> MATERIALS PROVIDED:
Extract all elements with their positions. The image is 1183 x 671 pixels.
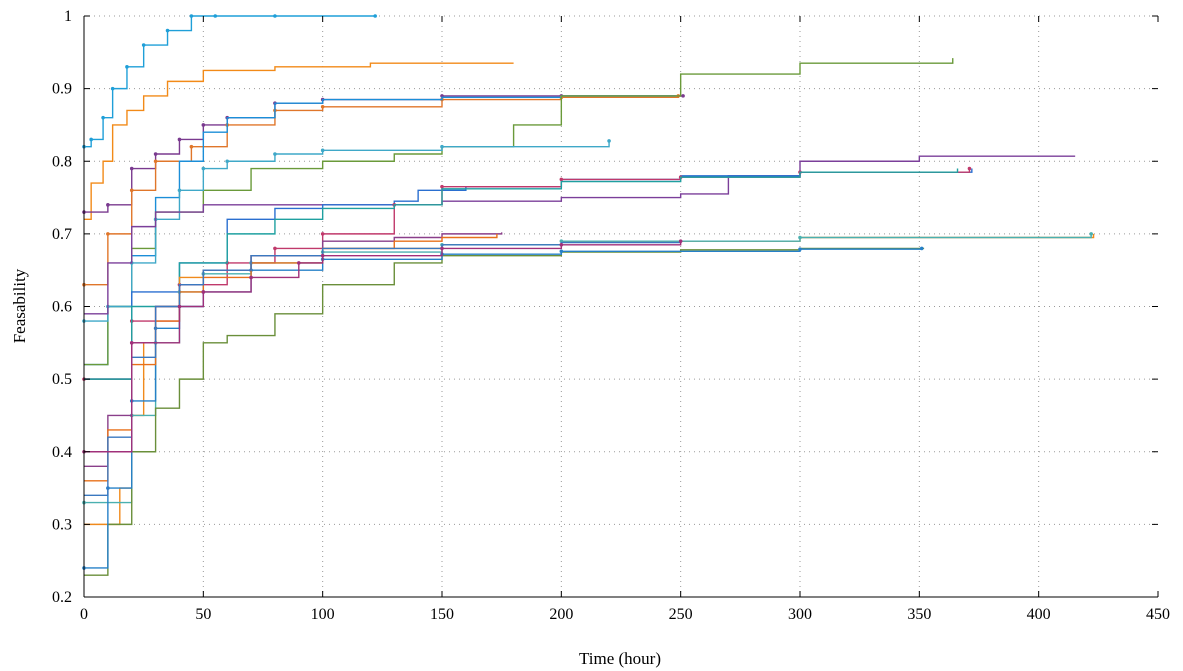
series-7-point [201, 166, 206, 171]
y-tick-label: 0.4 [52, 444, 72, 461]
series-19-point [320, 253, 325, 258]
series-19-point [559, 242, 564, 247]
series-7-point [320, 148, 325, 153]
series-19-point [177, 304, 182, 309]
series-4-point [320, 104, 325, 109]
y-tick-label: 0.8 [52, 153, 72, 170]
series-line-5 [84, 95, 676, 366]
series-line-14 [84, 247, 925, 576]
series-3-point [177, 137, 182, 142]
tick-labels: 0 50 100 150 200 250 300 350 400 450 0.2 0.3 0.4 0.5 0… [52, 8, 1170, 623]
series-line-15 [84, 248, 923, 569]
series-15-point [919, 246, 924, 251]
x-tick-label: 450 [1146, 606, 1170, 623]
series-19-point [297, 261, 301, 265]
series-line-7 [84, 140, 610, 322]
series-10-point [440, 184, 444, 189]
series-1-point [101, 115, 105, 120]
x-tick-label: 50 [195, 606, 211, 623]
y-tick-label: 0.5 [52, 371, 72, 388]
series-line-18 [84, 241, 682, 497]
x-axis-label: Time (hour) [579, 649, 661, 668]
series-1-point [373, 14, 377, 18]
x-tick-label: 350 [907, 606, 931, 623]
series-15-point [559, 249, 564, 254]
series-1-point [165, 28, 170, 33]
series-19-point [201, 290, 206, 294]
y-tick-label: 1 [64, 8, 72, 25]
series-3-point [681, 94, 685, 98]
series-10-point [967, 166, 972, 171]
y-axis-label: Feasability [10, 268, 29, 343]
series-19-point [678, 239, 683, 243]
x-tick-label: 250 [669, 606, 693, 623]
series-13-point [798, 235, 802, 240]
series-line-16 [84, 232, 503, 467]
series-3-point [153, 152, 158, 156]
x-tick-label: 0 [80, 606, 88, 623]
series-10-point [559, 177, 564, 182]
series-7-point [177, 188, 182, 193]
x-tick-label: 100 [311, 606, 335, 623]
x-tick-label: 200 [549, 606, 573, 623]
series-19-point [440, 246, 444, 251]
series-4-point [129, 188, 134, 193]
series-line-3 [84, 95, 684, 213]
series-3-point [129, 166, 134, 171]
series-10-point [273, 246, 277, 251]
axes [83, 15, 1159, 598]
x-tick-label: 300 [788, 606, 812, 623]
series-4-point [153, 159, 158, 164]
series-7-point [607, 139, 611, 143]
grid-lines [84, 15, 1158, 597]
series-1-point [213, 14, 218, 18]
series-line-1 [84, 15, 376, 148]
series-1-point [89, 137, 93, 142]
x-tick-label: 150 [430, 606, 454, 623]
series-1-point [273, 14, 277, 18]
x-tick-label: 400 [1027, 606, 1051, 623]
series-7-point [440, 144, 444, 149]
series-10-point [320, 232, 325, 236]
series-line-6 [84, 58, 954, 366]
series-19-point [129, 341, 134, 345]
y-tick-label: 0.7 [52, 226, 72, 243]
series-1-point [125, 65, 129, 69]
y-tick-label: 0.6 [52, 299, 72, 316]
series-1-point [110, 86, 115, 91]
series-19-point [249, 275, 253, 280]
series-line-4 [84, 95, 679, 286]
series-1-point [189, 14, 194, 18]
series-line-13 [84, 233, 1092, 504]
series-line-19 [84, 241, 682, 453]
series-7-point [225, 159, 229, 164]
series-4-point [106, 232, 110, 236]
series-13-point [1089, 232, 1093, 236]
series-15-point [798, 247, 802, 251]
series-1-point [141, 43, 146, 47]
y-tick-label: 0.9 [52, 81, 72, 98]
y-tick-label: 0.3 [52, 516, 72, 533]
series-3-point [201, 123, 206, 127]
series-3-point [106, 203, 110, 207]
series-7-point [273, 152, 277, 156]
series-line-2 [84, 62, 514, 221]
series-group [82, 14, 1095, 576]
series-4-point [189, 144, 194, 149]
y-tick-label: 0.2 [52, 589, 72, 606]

> EXERCISE DESCRIPTION: Rewrite the lines of every item above, changing "Time (hour)" to "Elapsed time (hours)" and keeping everything else the same. Omit the picture from your answer.

> EXERCISE OUTPUT:
Extract all elements with their positions. The image is 1183 x 671 pixels.
series-7-point [201, 166, 206, 171]
y-tick-label: 0.4 [52, 444, 72, 461]
series-19-point [320, 253, 325, 258]
series-19-point [559, 242, 564, 247]
series-7-point [320, 148, 325, 153]
series-19-point [177, 304, 182, 309]
series-4-point [320, 104, 325, 109]
y-tick-label: 0.8 [52, 153, 72, 170]
series-line-5 [84, 95, 676, 366]
series-line-14 [84, 247, 925, 576]
series-3-point [177, 137, 182, 142]
tick-labels: 0 50 100 150 200 250 300 350 400 450 0.2 0.3 0.4 0.5 0… [52, 8, 1170, 623]
series-line-15 [84, 248, 923, 569]
series-15-point [919, 246, 924, 251]
x-tick-label: 450 [1146, 606, 1170, 623]
series-19-point [297, 261, 301, 265]
series-line-7 [84, 140, 610, 322]
series-10-point [440, 184, 444, 189]
series-1-point [101, 115, 105, 120]
x-tick-label: 50 [195, 606, 211, 623]
y-tick-label: 0.5 [52, 371, 72, 388]
series-line-18 [84, 241, 682, 497]
x-axis-label: Elapsed time (hours) [579, 649, 661, 668]
series-1-point [373, 14, 377, 18]
x-tick-label: 350 [907, 606, 931, 623]
series-15-point [559, 249, 564, 254]
series-1-point [165, 28, 170, 33]
series-19-point [201, 290, 206, 294]
y-tick-label: 1 [64, 8, 72, 25]
series-3-point [681, 94, 685, 98]
series-10-point [967, 166, 972, 171]
y-axis-label: Feasability [10, 268, 29, 343]
series-19-point [678, 239, 683, 243]
x-tick-label: 250 [669, 606, 693, 623]
series-13-point [798, 235, 802, 240]
series-line-16 [84, 232, 503, 467]
series-3-point [153, 152, 158, 156]
x-tick-label: 0 [80, 606, 88, 623]
series-10-point [559, 177, 564, 182]
series-7-point [177, 188, 182, 193]
x-tick-label: 100 [311, 606, 335, 623]
x-tick-label: 200 [549, 606, 573, 623]
series-19-point [440, 246, 444, 251]
series-4-point [129, 188, 134, 193]
series-line-3 [84, 95, 684, 213]
series-3-point [129, 166, 134, 171]
series-10-point [273, 246, 277, 251]
axes [83, 15, 1159, 598]
x-tick-label: 300 [788, 606, 812, 623]
series-4-point [153, 159, 158, 164]
series-7-point [607, 139, 611, 143]
grid-lines [84, 15, 1158, 597]
series-1-point [213, 14, 218, 18]
series-line-1 [84, 15, 376, 148]
series-1-point [89, 137, 93, 142]
x-tick-label: 150 [430, 606, 454, 623]
series-1-point [273, 14, 277, 18]
x-tick-label: 400 [1027, 606, 1051, 623]
series-7-point [440, 144, 444, 149]
series-10-point [320, 232, 325, 236]
series-line-6 [84, 58, 954, 366]
series-19-point [129, 341, 134, 345]
y-tick-label: 0.7 [52, 226, 72, 243]
series-1-point [125, 65, 129, 69]
y-tick-label: 0.6 [52, 299, 72, 316]
series-1-point [110, 86, 115, 91]
series-19-point [249, 275, 253, 280]
series-line-4 [84, 95, 679, 286]
series-1-point [189, 14, 194, 18]
series-line-13 [84, 233, 1092, 504]
series-line-19 [84, 241, 682, 453]
series-7-point [225, 159, 229, 164]
series-4-point [106, 232, 110, 236]
series-13-point [1089, 232, 1093, 236]
series-15-point [798, 247, 802, 251]
series-1-point [141, 43, 146, 47]
y-tick-label: 0.9 [52, 81, 72, 98]
y-tick-label: 0.3 [52, 516, 72, 533]
series-3-point [201, 123, 206, 127]
series-3-point [106, 203, 110, 207]
series-7-point [273, 152, 277, 156]
series-line-2 [84, 62, 514, 221]
series-group [82, 14, 1095, 576]
series-4-point [189, 144, 194, 149]
y-tick-label: 0.2 [52, 589, 72, 606]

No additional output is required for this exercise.